### Material provided ###

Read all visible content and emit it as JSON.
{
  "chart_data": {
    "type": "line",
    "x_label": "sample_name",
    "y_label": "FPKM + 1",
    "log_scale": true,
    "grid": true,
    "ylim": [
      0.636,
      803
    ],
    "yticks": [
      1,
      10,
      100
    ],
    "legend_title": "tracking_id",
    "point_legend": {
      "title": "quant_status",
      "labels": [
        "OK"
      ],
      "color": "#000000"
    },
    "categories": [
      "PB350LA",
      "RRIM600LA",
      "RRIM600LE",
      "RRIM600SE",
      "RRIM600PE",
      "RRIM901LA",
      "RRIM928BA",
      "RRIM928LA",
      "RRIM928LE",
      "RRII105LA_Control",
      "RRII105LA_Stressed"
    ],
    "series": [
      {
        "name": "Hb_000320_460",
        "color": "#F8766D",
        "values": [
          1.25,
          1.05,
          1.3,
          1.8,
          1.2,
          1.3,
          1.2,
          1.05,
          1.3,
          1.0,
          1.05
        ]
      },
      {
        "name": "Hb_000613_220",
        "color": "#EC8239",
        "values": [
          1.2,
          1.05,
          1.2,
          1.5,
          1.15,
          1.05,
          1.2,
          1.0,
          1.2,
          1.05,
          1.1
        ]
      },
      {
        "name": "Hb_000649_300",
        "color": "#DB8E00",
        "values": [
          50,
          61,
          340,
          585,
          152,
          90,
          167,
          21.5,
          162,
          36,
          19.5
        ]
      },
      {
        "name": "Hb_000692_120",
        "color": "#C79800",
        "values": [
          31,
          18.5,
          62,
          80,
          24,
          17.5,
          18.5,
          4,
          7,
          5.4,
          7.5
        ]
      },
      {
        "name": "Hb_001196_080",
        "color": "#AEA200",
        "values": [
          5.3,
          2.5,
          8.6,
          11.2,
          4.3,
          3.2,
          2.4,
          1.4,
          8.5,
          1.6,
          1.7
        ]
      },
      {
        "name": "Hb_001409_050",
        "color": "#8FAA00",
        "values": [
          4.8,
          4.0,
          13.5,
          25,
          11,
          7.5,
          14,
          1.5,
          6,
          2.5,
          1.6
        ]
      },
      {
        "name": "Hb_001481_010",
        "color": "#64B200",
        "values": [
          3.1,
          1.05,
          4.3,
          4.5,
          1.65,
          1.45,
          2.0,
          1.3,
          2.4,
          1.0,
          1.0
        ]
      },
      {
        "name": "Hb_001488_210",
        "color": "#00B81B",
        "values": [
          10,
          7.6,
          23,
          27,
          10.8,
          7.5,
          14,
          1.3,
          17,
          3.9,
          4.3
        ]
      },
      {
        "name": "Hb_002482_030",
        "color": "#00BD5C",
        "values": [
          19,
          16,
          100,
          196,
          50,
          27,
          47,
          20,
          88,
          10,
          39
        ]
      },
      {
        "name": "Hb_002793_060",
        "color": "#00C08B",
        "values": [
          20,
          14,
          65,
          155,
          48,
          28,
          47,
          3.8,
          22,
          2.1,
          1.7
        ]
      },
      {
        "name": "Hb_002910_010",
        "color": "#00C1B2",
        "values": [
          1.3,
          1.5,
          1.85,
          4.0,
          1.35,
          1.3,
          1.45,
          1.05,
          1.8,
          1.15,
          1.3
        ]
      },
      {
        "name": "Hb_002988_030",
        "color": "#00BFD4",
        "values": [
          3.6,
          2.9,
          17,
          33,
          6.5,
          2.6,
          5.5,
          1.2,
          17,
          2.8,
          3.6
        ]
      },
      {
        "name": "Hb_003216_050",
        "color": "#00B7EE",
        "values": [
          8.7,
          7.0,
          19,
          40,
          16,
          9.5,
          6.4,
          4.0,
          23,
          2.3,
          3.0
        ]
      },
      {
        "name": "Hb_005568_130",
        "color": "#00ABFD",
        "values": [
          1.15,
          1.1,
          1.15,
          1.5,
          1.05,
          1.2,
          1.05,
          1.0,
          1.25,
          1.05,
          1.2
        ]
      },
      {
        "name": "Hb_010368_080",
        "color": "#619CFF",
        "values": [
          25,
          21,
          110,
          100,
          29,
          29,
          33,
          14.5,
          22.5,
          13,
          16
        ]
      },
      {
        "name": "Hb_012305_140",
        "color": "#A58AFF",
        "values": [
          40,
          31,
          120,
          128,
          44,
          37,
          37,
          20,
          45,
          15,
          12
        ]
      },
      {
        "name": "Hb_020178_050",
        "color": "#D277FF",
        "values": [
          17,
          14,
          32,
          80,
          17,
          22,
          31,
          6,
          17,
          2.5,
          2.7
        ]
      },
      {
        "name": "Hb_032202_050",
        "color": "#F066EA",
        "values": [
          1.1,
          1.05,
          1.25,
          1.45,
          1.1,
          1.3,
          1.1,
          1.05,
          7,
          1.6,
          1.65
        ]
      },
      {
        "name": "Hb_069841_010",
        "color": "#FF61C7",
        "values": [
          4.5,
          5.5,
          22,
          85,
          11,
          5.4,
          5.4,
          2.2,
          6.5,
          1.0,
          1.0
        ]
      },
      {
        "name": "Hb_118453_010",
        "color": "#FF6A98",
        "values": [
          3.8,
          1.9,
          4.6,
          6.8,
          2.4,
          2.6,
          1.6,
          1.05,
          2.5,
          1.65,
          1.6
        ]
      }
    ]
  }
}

###

- What you will do -
Exactly reproduce every line found in the records.

- Problem solution -
Read all visible content and emit it as JSON.
{
  "chart_data": {
    "type": "line",
    "x_label": "sample_name",
    "y_label": "FPKM + 1",
    "log_scale": true,
    "grid": true,
    "ylim": [
      0.636,
      803
    ],
    "yticks": [
      1,
      10,
      100
    ],
    "legend_title": "tracking_id",
    "point_legend": {
      "title": "quant_status",
      "labels": [
        "OK"
      ],
      "color": "#000000"
    },
    "categories": [
      "PB350LA",
      "RRIM600LA",
      "RRIM600LE",
      "RRIM600SE",
      "RRIM600PE",
      "RRIM901LA",
      "RRIM928BA",
      "RRIM928LA",
      "RRIM928LE",
      "RRII105LA_Control",
      "RRII105LA_Stressed"
    ],
    "series": [
      {
        "name": "Hb_000320_460",
        "color": "#F8766D",
        "values": [
          1.25,
          1.05,
          1.3,
          1.8,
          1.2,
          1.3,
          1.2,
          1.05,
          1.3,
          1.0,
          1.05
        ]
      },
      {
        "name": "Hb_000613_220",
        "color": "#EC8239",
        "values": [
          1.2,
          1.05,
          1.2,
          1.5,
          1.15,
          1.05,
          1.2,
          1.0,
          1.2,
          1.05,
          1.1
        ]
      },
      {
        "name": "Hb_000649_300",
        "color": "#DB8E00",
        "values": [
          50,
          61,
          340,
          585,
          152,
          90,
          167,
          21.5,
          162,
          36,
          19.5
        ]
      },
      {
        "name": "Hb_000692_120",
        "color": "#C79800",
        "values": [
          31,
          18.5,
          62,
          80,
          24,
          17.5,
          18.5,
          4,
          7,
          5.4,
          7.5
        ]
      },
      {
        "name": "Hb_001196_080",
        "color": "#AEA200",
        "values": [
          5.3,
          2.5,
          8.6,
          11.2,
          4.3,
          3.2,
          2.4,
          1.4,
          8.5,
          1.6,
          1.7
        ]
      },
      {
        "name": "Hb_001409_050",
        "color": "#8FAA00",
        "values": [
          4.8,
          4.0,
          13.5,
          25,
          11,
          7.5,
          14,
          1.5,
          6,
          2.5,
          1.6
        ]
      },
      {
        "name": "Hb_001481_010",
        "color": "#64B200",
        "values": [
          3.1,
          1.05,
          4.3,
          4.5,
          1.65,
          1.45,
          2.0,
          1.3,
          2.4,
          1.0,
          1.0
        ]
      },
      {
        "name": "Hb_001488_210",
        "color": "#00B81B",
        "values": [
          10,
          7.6,
          23,
          27,
          10.8,
          7.5,
          14,
          1.3,
          17,
          3.9,
          4.3
        ]
      },
      {
        "name": "Hb_002482_030",
        "color": "#00BD5C",
        "values": [
          19,
          16,
          100,
          196,
          50,
          27,
          47,
          20,
          88,
          10,
          39
        ]
      },
      {
        "name": "Hb_002793_060",
        "color": "#00C08B",
        "values": [
          20,
          14,
          65,
          155,
          48,
          28,
          47,
          3.8,
          22,
          2.1,
          1.7
        ]
      },
      {
        "name": "Hb_002910_010",
        "color": "#00C1B2",
        "values": [
          1.3,
          1.5,
          1.85,
          4.0,
          1.35,
          1.3,
          1.45,
          1.05,
          1.8,
          1.15,
          1.3
        ]
      },
      {
        "name": "Hb_002988_030",
        "color": "#00BFD4",
        "values": [
          3.6,
          2.9,
          17,
          33,
          6.5,
          2.6,
          5.5,
          1.2,
          17,
          2.8,
          3.6
        ]
      },
      {
        "name": "Hb_003216_050",
        "color": "#00B7EE",
        "values": [
          8.7,
          7.0,
          19,
          40,
          16,
          9.5,
          6.4,
          4.0,
          23,
          2.3,
          3.0
        ]
      },
      {
        "name": "Hb_005568_130",
        "color": "#00ABFD",
        "values": [
          1.15,
          1.1,
          1.15,
          1.5,
          1.05,
          1.2,
          1.05,
          1.0,
          1.25,
          1.05,
          1.2
        ]
      },
      {
        "name": "Hb_010368_080",
        "color": "#619CFF",
        "values": [
          25,
          21,
          110,
          100,
          29,
          29,
          33,
          14.5,
          22.5,
          13,
          16
        ]
      },
      {
        "name": "Hb_012305_140",
        "color": "#A58AFF",
        "values": [
          40,
          31,
          120,
          128,
          44,
          37,
          37,
          20,
          45,
          15,
          12
        ]
      },
      {
        "name": "Hb_020178_050",
        "color": "#D277FF",
        "values": [
          17,
          14,
          32,
          80,
          17,
          22,
          31,
          6,
          17,
          2.5,
          2.7
        ]
      },
      {
        "name": "Hb_032202_050",
        "color": "#F066EA",
        "values": [
          1.1,
          1.05,
          1.25,
          1.45,
          1.1,
          1.3,
          1.1,
          1.05,
          7,
          1.6,
          1.65
        ]
      },
      {
        "name": "Hb_069841_010",
        "color": "#FF61C7",
        "values": [
          4.5,
          5.5,
          22,
          85,
          11,
          5.4,
          5.4,
          2.2,
          6.5,
          1.0,
          1.0
        ]
      },
      {
        "name": "Hb_118453_010",
        "color": "#FF6A98",
        "values": [
          3.8,
          1.9,
          4.6,
          6.8,
          2.4,
          2.6,
          1.6,
          1.05,
          2.5,
          1.65,
          1.6
        ]
      }
    ]
  }
}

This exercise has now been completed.